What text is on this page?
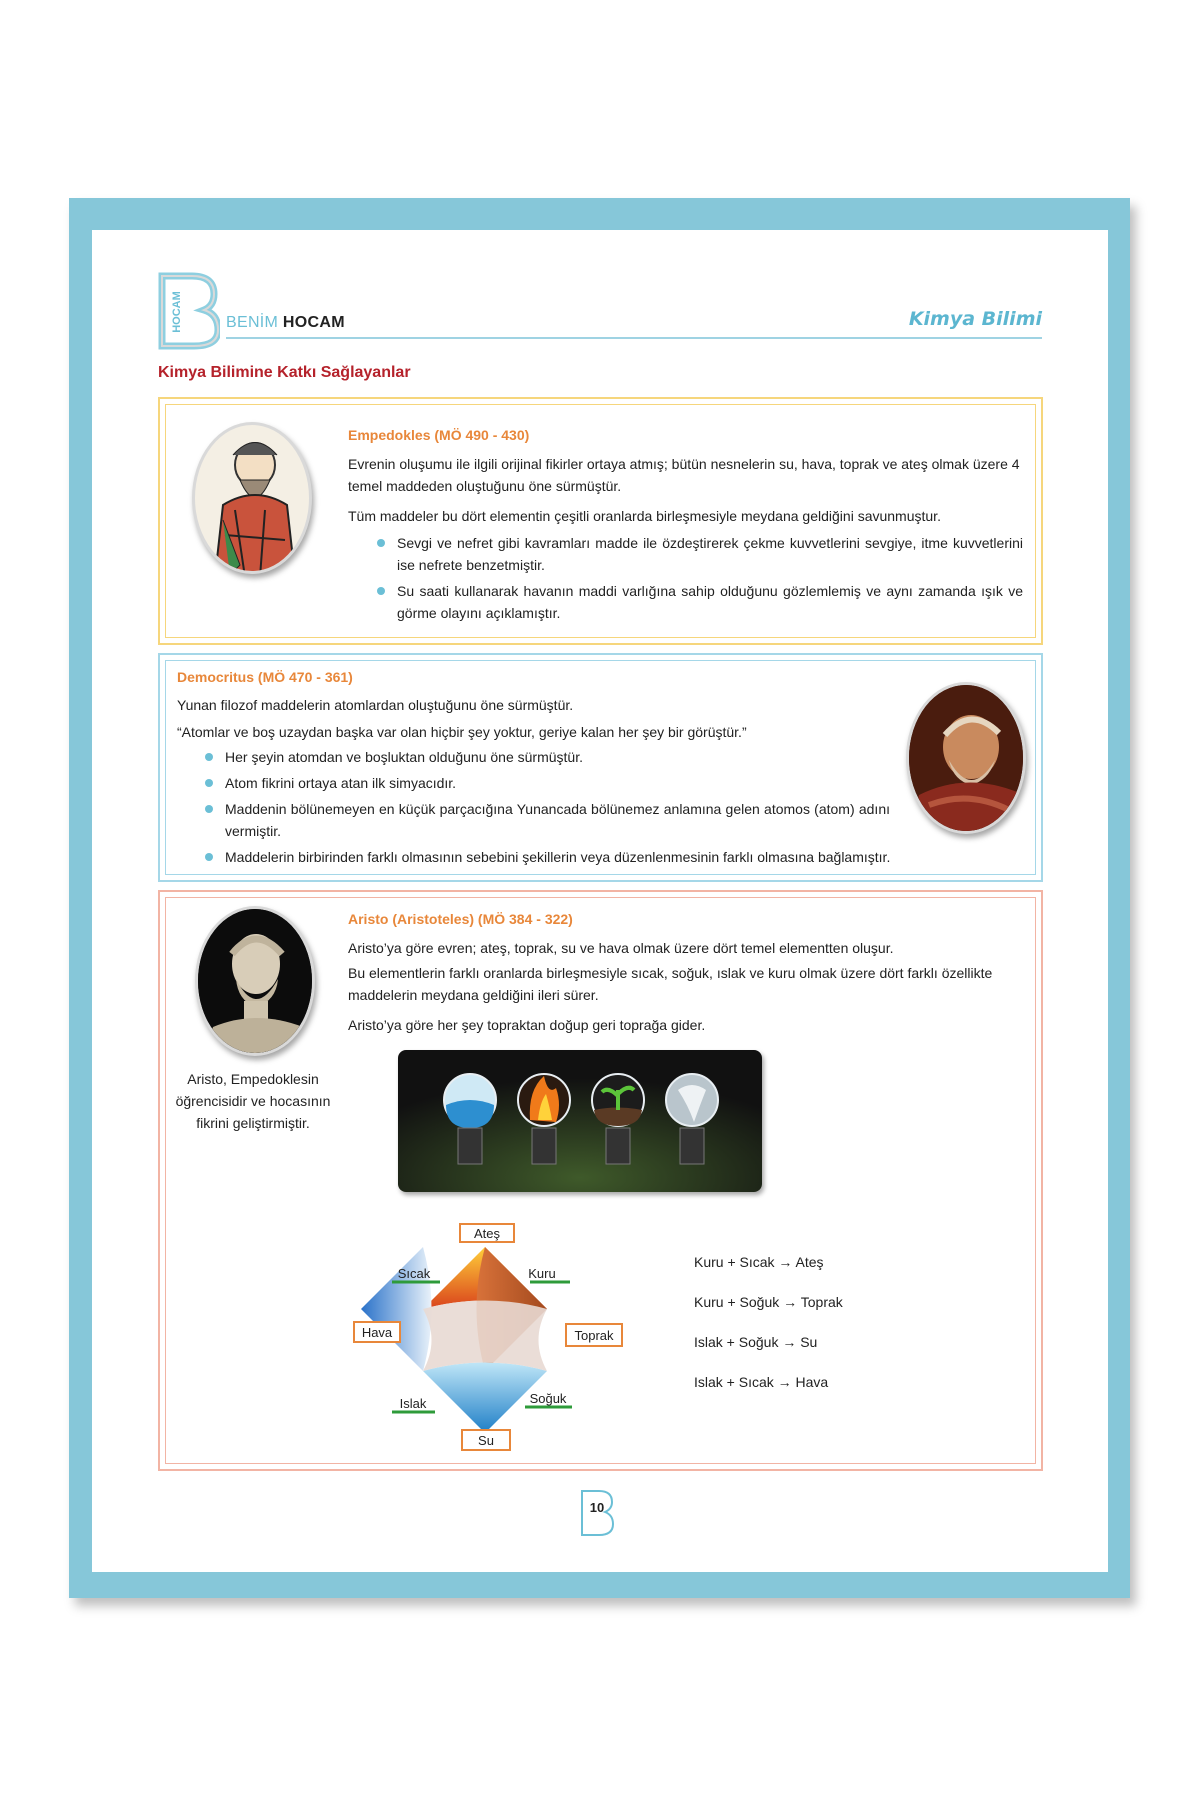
HOCAM	BENİM HOCAM	Kimya Bilimi
Kimya Bilimine Katkı Sağlayanlar
Empedokles (MÖ 490 - 430)
Evrenin oluşumu ile ilgili orijinal fikirler ortaya atmış; bütün nesnelerin su, hava, toprak ve ateş olmak üzere 4 temel maddeden oluştuğunu öne sürmüştür.
Tüm maddeler bu dört elementin çeşitli oranlarda birleşmesiyle meydana geldiğini savunmuştur.
Sevgi ve nefret gibi kavramları madde ile özdeştirerek çekme kuvvetlerini sevgiye, itme kuvvetlerini ise nefrete benzetmiştir.
Su saati kullanarak havanın maddi varlığına sahip olduğunu gözlemlemiş ve aynı zamanda ışık ve görme olayını açıklamıştır.
Democritus (MÖ 470 - 361)
Yunan filozof maddelerin atomlardan oluştuğunu öne sürmüştür.
“Atomlar ve boş uzaydan başka var olan hiçbir şey yoktur, geriye kalan her şey bir görüştür.”
Her şeyin atomdan ve boşluktan olduğunu öne sürmüştür.
Atom fikrini ortaya atan ilk simyacıdır.
Maddenin bölünemeyen en küçük parçacığına Yunancada bölünemez anlamına gelen atomos (atom) adını vermiştir.
Maddelerin birbirinden farklı olmasının sebebini şekillerin veya düzenlenmesinin farklı olmasına bağlamıştır.
Aristo (Aristoteles) (MÖ 384 - 322)
Aristo’ya göre evren; ateş, toprak, su ve hava olmak üzere dört temel elementten oluşur.
Bu elementlerin farklı oranlarda birleşmesiyle sıcak, soğuk, ıslak ve kuru olmak üzere dört farklı özellikte maddelerin meydana geldiğini ileri sürer.
Aristo’ya göre her şey topraktan doğup geri toprağa gider.
Aristo, Empedoklesin öğrencisidir ve hocasının fikrini geliştirmiştir.
Ateş
Hava	Toprak
Su
Sıcak	Kuru
Islak	Soğuk
Kuru + Sıcak → Ateş
Kuru + Soğuk → Toprak
Islak + Soğuk → Su
Islak + Sıcak → Hava
10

------------------------------

All preceding records should be duplicated verbatim, images excepted.

What text is on this page?
HOCAM	BENİM HOCAM	Kimya Bilimi
Kimya Bilimine Katkı Sağlayanlar
Empedokles (MÖ 490 - 430)
Evrenin oluşumu ile ilgili orijinal fikirler ortaya atmış; bütün nesnelerin su, hava, toprak ve ateş olmak üzere 4 temel maddeden oluştuğunu öne sürmüştür.
Tüm maddeler bu dört elementin çeşitli oranlarda birleşmesiyle meydana geldiğini savunmuştur.
Sevgi ve nefret gibi kavramları madde ile özdeştirerek çekme kuvvetlerini sevgiye, itme kuvvetlerini ise nefrete benzetmiştir.
Su saati kullanarak havanın maddi varlığına sahip olduğunu gözlemlemiş ve aynı zamanda ışık ve görme olayını açıklamıştır.
Democritus (MÖ 470 - 361)
Yunan filozof maddelerin atomlardan oluştuğunu öne sürmüştür.
“Atomlar ve boş uzaydan başka var olan hiçbir şey yoktur, geriye kalan her şey bir görüştür.”
Her şeyin atomdan ve boşluktan olduğunu öne sürmüştür.
Atom fikrini ortaya atan ilk simyacıdır.
Maddenin bölünemeyen en küçük parçacığına Yunancada bölünemez anlamına gelen atomos (atom) adını vermiştir.
Maddelerin birbirinden farklı olmasının sebebini şekillerin veya düzenlenmesinin farklı olmasına bağlamıştır.
Aristo (Aristoteles) (MÖ 384 - 322)
Aristo’ya göre evren; ateş, toprak, su ve hava olmak üzere dört temel elementten oluşur.
Bu elementlerin farklı oranlarda birleşmesiyle sıcak, soğuk, ıslak ve kuru olmak üzere dört farklı özellikte maddelerin meydana geldiğini ileri sürer.
Aristo’ya göre her şey topraktan doğup geri toprağa gider.
Aristo, Empedoklesin öğrencisidir ve hocasının fikrini geliştirmiştir.
Ateş
Hava	Toprak
Su
Sıcak	Kuru
Islak	Soğuk
Kuru + Sıcak → Ateş
Kuru + Soğuk → Toprak
Islak + Soğuk → Su
Islak + Sıcak → Hava
10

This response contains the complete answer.